Aim of the exercise
Reproduce the listing below in its entirety. Change nothing.

Figure collection entries:
- - -

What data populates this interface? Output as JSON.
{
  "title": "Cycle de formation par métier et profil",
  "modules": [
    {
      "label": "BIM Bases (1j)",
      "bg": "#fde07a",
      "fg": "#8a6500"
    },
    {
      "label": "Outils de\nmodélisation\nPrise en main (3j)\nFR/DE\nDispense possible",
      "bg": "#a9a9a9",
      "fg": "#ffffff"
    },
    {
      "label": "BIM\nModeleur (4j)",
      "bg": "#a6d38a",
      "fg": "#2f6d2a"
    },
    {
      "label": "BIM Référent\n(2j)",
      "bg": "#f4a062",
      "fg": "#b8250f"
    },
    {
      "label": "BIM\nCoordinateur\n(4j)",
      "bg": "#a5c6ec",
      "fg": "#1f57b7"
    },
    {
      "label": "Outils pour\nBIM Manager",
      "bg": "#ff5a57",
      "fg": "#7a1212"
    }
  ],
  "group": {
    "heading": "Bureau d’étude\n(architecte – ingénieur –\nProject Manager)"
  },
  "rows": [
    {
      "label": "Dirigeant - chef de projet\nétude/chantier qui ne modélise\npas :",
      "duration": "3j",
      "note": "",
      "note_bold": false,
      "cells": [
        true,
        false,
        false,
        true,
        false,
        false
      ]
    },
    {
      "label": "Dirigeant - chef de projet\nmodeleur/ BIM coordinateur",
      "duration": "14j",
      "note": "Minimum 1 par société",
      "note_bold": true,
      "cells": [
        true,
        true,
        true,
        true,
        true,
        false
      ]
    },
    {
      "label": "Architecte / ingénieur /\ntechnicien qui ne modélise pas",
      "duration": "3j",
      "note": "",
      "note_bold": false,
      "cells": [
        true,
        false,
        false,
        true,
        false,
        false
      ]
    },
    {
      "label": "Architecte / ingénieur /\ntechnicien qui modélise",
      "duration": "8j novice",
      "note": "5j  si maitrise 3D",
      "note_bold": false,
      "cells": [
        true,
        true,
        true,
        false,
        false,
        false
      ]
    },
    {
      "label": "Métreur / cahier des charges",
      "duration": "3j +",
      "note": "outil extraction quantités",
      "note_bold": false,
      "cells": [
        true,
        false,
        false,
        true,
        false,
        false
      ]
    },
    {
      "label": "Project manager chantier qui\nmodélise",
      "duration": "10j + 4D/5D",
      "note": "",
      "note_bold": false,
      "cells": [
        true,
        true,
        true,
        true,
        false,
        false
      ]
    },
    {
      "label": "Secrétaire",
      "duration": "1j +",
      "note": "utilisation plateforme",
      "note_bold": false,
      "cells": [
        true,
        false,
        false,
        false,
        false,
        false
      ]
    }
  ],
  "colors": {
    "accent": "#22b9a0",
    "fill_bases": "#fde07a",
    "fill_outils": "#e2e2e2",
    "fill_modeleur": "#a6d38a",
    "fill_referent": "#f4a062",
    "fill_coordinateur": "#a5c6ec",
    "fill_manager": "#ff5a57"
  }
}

- - -

Final answer
What data populates this interface? Output as JSON.
{
  "title": "Cycle de formation par métier et profil",
  "modules": [
    {
      "label": "BIM Bases (1j)",
      "bg": "#fde07a",
      "fg": "#8a6500"
    },
    {
      "label": "Outils de\nmodélisation\nPrise en main (3j)\nFR/DE\nDispense possible",
      "bg": "#a9a9a9",
      "fg": "#ffffff"
    },
    {
      "label": "BIM\nModeleur (4j)",
      "bg": "#a6d38a",
      "fg": "#2f6d2a"
    },
    {
      "label": "BIM Référent\n(2j)",
      "bg": "#f4a062",
      "fg": "#b8250f"
    },
    {
      "label": "BIM\nCoordinateur\n(4j)",
      "bg": "#a5c6ec",
      "fg": "#1f57b7"
    },
    {
      "label": "Outils pour\nBIM Manager",
      "bg": "#ff5a57",
      "fg": "#7a1212"
    }
  ],
  "group": {
    "heading": "Bureau d’étude\n(architecte – ingénieur –\nProject Manager)"
  },
  "rows": [
    {
      "label": "Dirigeant - chef de projet\nétude/chantier qui ne modélise\npas :",
      "duration": "3j",
      "note": "",
      "note_bold": false,
      "cells": [
        true,
        false,
        false,
        true,
        false,
        false
      ]
    },
    {
      "label": "Dirigeant - chef de projet\nmodeleur/ BIM coordinateur",
      "duration": "14j",
      "note": "Minimum 1 par société",
      "note_bold": true,
      "cells": [
        true,
        true,
        true,
        true,
        true,
        false
      ]
    },
    {
      "label": "Architecte / ingénieur /\ntechnicien qui ne modélise pas",
      "duration": "3j",
      "note": "",
      "note_bold": false,
      "cells": [
        true,
        false,
        false,
        true,
        false,
        false
      ]
    },
    {
      "label": "Architecte / ingénieur /\ntechnicien qui modélise",
      "duration": "8j novice",
      "note": "5j  si maitrise 3D",
      "note_bold": false,
      "cells": [
        true,
        true,
        true,
        false,
        false,
        false
      ]
    },
    {
      "label": "Métreur / cahier des charges",
      "duration": "3j +",
      "note": "outil extraction quantités",
      "note_bold": false,
      "cells": [
        true,
        false,
        false,
        true,
        false,
        false
      ]
    },
    {
      "label": "Project manager chantier qui\nmodélise",
      "duration": "10j + 4D/5D",
      "note": "",
      "note_bold": false,
      "cells": [
        true,
        true,
        true,
        true,
        false,
        false
      ]
    },
    {
      "label": "Secrétaire",
      "duration": "1j +",
      "note": "utilisation plateforme",
      "note_bold": false,
      "cells": [
        true,
        false,
        false,
        false,
        false,
        false
      ]
    }
  ],
  "colors": {
    "accent": "#22b9a0",
    "fill_bases": "#fde07a",
    "fill_outils": "#e2e2e2",
    "fill_modeleur": "#a6d38a",
    "fill_referent": "#f4a062",
    "fill_coordinateur": "#a5c6ec",
    "fill_manager": "#ff5a57"
  }
}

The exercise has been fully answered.